**Set task**
Copy the lines from the first one through the line with "y-tick-label: $250 (88, 454, 122, 472)", swapping "Fiscal Year" for "Calendar Year" and changing nothing else.

**Dataset records**

---------------

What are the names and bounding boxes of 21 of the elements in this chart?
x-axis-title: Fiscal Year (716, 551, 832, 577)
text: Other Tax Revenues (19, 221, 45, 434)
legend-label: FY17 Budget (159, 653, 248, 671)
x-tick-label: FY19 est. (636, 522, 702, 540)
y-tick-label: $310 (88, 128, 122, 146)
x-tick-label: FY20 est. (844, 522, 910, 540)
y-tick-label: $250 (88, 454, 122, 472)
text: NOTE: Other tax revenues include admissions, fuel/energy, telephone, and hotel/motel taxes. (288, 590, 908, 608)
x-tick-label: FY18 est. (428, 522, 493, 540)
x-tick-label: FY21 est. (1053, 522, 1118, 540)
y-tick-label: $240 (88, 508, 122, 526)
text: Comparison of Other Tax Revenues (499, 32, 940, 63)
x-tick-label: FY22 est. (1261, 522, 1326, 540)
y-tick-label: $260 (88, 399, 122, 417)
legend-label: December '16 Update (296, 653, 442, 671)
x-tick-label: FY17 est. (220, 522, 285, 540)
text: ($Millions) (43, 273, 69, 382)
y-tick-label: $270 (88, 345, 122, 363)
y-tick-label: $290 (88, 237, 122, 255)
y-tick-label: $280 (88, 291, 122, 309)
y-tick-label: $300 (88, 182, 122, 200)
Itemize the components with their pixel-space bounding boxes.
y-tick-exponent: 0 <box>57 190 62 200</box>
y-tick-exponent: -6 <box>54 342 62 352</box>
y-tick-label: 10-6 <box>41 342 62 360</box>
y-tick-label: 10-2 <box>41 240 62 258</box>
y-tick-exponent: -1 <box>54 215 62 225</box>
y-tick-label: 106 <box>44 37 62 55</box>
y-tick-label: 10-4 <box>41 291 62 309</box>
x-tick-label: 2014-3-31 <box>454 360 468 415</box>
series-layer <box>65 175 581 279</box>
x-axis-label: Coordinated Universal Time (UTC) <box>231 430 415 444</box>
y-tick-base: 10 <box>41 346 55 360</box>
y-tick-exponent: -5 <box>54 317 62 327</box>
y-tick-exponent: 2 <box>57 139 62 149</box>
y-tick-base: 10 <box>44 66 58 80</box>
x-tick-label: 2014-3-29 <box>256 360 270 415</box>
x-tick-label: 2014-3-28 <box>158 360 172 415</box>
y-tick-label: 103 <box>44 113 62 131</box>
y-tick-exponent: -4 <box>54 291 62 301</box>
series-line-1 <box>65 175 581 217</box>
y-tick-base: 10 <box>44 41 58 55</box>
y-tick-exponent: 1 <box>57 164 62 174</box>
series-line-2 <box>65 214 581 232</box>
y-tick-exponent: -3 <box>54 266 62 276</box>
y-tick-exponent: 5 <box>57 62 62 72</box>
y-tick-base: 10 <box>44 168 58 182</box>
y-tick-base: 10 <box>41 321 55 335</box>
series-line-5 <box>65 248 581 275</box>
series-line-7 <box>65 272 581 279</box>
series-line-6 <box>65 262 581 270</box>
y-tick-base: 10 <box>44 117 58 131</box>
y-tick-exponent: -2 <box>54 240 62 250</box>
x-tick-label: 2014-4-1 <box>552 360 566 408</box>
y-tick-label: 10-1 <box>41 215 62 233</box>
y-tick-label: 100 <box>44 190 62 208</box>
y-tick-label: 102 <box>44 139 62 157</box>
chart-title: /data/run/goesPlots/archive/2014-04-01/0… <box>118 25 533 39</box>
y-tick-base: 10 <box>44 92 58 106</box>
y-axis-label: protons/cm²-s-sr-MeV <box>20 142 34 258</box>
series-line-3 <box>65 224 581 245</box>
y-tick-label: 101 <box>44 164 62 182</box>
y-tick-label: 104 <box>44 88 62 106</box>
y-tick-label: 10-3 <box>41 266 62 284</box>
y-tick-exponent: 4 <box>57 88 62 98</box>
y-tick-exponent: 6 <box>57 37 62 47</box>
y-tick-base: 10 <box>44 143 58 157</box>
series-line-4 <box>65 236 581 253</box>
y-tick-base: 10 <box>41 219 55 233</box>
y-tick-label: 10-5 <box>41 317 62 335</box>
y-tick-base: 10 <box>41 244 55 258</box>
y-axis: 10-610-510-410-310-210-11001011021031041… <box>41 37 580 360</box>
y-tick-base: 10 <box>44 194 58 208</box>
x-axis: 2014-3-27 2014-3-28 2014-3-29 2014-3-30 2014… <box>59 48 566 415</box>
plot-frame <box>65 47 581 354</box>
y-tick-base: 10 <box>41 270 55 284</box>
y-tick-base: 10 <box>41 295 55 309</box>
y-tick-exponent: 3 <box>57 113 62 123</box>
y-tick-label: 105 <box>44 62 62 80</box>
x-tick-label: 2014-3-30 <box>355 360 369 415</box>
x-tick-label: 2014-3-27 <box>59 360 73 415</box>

---------------

**Result**
What are the names and bounding boxes of 21 of the elements in this chart?
x-axis-title: Calendar Year (716, 551, 832, 577)
text: Other Tax Revenues (19, 221, 45, 434)
legend-label: FY17 Budget (159, 653, 248, 671)
x-tick-label: FY19 est. (636, 522, 702, 540)
y-tick-label: $310 (88, 128, 122, 146)
x-tick-label: FY20 est. (844, 522, 910, 540)
y-tick-label: $250 (88, 454, 122, 472)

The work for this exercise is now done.